— begin Material supplied —
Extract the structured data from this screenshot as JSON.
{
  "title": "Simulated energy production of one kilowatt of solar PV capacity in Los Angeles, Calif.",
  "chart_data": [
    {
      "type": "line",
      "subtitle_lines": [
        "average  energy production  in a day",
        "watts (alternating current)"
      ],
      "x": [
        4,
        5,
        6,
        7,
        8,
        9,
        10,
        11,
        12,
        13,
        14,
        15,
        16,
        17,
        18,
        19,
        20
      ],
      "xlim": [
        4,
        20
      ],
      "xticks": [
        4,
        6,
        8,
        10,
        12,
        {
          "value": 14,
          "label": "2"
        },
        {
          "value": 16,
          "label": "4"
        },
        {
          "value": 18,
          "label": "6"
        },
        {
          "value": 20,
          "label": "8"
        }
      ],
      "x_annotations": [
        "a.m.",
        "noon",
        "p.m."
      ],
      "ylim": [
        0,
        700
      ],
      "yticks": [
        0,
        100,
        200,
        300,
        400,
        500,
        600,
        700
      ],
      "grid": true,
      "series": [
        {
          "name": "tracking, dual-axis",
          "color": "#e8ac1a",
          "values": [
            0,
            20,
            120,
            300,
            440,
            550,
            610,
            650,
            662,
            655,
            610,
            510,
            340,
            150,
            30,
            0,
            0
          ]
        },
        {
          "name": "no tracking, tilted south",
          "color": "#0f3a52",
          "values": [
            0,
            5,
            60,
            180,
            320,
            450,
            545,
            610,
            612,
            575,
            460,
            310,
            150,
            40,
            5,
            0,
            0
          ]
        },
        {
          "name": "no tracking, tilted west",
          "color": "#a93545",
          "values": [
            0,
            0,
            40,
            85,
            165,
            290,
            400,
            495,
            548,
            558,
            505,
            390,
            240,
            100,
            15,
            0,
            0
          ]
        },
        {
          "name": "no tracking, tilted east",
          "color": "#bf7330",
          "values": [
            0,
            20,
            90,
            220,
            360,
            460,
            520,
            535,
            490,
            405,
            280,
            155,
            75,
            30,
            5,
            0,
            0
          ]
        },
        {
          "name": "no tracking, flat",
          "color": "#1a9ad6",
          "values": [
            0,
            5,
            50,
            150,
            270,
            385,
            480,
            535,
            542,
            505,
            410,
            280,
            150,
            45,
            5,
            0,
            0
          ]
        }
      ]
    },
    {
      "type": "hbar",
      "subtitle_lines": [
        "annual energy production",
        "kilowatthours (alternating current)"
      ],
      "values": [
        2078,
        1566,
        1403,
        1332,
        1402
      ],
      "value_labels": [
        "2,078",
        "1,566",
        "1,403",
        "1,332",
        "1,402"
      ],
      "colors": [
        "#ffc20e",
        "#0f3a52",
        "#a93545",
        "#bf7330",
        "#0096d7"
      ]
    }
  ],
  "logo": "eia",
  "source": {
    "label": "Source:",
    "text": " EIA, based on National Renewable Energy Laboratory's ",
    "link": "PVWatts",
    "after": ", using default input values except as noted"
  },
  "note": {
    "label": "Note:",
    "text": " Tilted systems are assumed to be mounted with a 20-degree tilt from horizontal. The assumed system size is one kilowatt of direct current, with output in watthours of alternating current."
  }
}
— end Material supplied —
# Short task:
Print out the whole listing exactly as it appears.

# Solution to this task:
Extract the structured data from this screenshot as JSON.
{
  "title": "Simulated energy production of one kilowatt of solar PV capacity in Los Angeles, Calif.",
  "chart_data": [
    {
      "type": "line",
      "subtitle_lines": [
        "average  energy production  in a day",
        "watts (alternating current)"
      ],
      "x": [
        4,
        5,
        6,
        7,
        8,
        9,
        10,
        11,
        12,
        13,
        14,
        15,
        16,
        17,
        18,
        19,
        20
      ],
      "xlim": [
        4,
        20
      ],
      "xticks": [
        4,
        6,
        8,
        10,
        12,
        {
          "value": 14,
          "label": "2"
        },
        {
          "value": 16,
          "label": "4"
        },
        {
          "value": 18,
          "label": "6"
        },
        {
          "value": 20,
          "label": "8"
        }
      ],
      "x_annotations": [
        "a.m.",
        "noon",
        "p.m."
      ],
      "ylim": [
        0,
        700
      ],
      "yticks": [
        0,
        100,
        200,
        300,
        400,
        500,
        600,
        700
      ],
      "grid": true,
      "series": [
        {
          "name": "tracking, dual-axis",
          "color": "#e8ac1a",
          "values": [
            0,
            20,
            120,
            300,
            440,
            550,
            610,
            650,
            662,
            655,
            610,
            510,
            340,
            150,
            30,
            0,
            0
          ]
        },
        {
          "name": "no tracking, tilted south",
          "color": "#0f3a52",
          "values": [
            0,
            5,
            60,
            180,
            320,
            450,
            545,
            610,
            612,
            575,
            460,
            310,
            150,
            40,
            5,
            0,
            0
          ]
        },
        {
          "name": "no tracking, tilted west",
          "color": "#a93545",
          "values": [
            0,
            0,
            40,
            85,
            165,
            290,
            400,
            495,
            548,
            558,
            505,
            390,
            240,
            100,
            15,
            0,
            0
          ]
        },
        {
          "name": "no tracking, tilted east",
          "color": "#bf7330",
          "values": [
            0,
            20,
            90,
            220,
            360,
            460,
            520,
            535,
            490,
            405,
            280,
            155,
            75,
            30,
            5,
            0,
            0
          ]
        },
        {
          "name": "no tracking, flat",
          "color": "#1a9ad6",
          "values": [
            0,
            5,
            50,
            150,
            270,
            385,
            480,
            535,
            542,
            505,
            410,
            280,
            150,
            45,
            5,
            0,
            0
          ]
        }
      ]
    },
    {
      "type": "hbar",
      "subtitle_lines": [
        "annual energy production",
        "kilowatthours (alternating current)"
      ],
      "values": [
        2078,
        1566,
        1403,
        1332,
        1402
      ],
      "value_labels": [
        "2,078",
        "1,566",
        "1,403",
        "1,332",
        "1,402"
      ],
      "colors": [
        "#ffc20e",
        "#0f3a52",
        "#a93545",
        "#bf7330",
        "#0096d7"
      ]
    }
  ],
  "logo": "eia",
  "source": {
    "label": "Source:",
    "text": " EIA, based on National Renewable Energy Laboratory's ",
    "link": "PVWatts",
    "after": ", using default input values except as noted"
  },
  "note": {
    "label": "Note:",
    "text": " Tilted systems are assumed to be mounted with a 20-degree tilt from horizontal. The assumed system size is one kilowatt of direct current, with output in watthours of alternating current."
  }
}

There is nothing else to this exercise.